***** The records *****
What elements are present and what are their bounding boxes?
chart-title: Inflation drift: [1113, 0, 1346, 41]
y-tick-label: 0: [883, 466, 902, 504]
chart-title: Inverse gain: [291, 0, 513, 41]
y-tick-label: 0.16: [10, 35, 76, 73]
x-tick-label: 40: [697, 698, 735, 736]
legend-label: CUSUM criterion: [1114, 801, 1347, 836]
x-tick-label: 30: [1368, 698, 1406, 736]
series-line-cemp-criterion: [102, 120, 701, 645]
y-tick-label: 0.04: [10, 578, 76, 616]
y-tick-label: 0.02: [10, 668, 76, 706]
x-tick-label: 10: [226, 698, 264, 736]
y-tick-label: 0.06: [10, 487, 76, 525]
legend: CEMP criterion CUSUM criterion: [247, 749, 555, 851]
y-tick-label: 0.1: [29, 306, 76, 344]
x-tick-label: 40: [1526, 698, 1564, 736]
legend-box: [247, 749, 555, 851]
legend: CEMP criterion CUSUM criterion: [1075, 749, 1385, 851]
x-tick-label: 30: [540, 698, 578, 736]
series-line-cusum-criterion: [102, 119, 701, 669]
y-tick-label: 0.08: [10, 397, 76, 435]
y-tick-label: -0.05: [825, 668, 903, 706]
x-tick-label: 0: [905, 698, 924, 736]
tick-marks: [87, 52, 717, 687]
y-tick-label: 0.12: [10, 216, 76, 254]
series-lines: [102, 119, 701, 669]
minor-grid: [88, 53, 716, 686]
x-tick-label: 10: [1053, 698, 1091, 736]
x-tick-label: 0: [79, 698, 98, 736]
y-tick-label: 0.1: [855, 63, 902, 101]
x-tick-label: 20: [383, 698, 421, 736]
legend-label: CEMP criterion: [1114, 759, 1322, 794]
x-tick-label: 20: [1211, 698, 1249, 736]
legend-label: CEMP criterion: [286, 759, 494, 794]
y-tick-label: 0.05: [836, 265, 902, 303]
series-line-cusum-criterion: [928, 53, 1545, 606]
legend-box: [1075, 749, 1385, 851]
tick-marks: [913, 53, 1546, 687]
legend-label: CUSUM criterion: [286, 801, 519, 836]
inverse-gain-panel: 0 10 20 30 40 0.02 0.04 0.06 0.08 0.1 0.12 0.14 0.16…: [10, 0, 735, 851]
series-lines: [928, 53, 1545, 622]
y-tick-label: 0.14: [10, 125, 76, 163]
*****
> Problem to work on
Please list each line from the items above that contains the string "chart", matching uppercase and lowercase exactly.

> Response for this exercise
chart-title: Inflation drift: [1113, 0, 1346, 41]
chart-title: Inverse gain: [291, 0, 513, 41]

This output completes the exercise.